Dataset entries –
::::::

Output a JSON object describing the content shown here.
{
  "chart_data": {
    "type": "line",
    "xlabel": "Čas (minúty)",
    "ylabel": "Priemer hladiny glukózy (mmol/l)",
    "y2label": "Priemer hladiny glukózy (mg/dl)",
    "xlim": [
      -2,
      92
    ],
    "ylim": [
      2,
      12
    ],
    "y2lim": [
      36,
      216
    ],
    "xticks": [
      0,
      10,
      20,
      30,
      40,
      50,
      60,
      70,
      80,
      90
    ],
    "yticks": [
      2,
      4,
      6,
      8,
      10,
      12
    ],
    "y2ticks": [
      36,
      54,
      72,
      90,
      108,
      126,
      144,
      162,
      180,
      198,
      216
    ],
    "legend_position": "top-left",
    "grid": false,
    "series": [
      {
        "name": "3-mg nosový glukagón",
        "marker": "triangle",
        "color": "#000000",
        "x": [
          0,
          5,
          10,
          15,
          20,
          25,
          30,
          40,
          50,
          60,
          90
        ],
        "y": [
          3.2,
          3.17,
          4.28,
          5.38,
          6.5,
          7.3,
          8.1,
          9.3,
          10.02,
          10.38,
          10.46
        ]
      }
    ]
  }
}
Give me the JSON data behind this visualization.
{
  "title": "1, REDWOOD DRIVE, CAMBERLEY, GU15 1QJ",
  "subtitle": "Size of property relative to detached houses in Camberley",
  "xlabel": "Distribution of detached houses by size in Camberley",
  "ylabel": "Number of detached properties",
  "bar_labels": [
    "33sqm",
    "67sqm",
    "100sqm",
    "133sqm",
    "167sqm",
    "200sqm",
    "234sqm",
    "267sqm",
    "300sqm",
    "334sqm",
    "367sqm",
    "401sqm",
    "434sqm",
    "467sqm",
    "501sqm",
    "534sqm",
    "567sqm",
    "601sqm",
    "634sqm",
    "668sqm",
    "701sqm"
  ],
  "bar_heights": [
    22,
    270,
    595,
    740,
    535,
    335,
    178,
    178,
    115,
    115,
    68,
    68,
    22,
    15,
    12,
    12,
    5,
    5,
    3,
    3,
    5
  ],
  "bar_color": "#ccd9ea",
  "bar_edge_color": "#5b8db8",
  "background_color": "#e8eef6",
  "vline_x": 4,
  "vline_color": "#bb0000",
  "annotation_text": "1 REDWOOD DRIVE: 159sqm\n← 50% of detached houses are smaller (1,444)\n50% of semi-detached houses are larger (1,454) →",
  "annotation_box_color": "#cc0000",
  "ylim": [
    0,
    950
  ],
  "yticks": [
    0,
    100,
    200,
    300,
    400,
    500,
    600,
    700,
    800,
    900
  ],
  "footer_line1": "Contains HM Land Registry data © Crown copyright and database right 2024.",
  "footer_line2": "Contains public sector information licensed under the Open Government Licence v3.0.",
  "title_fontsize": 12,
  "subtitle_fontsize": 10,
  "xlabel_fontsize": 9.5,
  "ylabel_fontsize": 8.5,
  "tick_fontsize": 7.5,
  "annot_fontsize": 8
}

::::::

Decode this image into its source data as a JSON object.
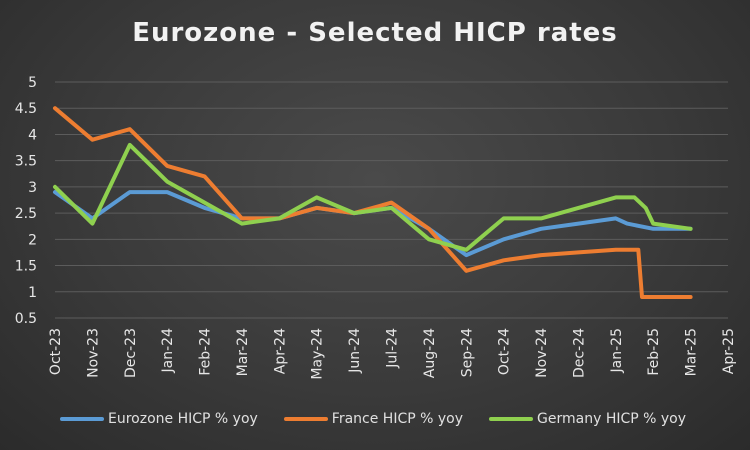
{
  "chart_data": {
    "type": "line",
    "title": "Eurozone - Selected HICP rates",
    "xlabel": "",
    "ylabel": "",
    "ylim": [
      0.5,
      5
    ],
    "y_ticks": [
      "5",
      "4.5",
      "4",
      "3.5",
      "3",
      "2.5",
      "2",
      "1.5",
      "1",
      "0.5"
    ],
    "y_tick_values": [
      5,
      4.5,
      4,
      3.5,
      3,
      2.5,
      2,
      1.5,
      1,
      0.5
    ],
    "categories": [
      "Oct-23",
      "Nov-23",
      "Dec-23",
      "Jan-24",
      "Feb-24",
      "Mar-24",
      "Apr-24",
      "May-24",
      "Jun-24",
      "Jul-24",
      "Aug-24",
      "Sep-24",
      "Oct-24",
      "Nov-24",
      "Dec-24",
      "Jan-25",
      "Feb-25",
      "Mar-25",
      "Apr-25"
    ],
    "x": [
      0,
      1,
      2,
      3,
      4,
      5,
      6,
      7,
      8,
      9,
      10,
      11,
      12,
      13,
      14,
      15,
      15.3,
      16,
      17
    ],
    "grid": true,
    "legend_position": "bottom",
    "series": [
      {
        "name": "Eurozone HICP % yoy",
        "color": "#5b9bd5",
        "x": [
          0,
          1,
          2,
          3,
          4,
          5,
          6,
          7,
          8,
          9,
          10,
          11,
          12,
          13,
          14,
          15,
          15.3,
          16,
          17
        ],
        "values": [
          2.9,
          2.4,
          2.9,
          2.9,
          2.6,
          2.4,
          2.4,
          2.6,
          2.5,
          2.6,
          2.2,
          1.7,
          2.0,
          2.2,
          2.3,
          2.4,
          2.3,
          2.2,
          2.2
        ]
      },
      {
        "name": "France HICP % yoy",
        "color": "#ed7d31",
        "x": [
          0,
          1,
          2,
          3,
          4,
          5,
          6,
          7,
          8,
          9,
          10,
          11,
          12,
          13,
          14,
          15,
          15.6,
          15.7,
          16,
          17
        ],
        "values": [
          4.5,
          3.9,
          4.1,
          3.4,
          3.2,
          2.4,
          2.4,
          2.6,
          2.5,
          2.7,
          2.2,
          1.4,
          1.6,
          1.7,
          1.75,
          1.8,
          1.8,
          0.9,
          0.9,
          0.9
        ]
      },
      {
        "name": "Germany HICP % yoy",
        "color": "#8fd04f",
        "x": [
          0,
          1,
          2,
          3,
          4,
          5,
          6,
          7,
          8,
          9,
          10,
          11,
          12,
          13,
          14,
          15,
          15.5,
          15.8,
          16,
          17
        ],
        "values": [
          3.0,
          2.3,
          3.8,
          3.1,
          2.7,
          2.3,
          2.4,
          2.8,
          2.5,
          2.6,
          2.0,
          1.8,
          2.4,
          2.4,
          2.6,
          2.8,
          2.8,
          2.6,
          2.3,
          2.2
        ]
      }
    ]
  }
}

::::::

Work to be completed –
Each line containing "Priemer" counts once; state the total number of such lines and nothing else.

Answer for the task –
2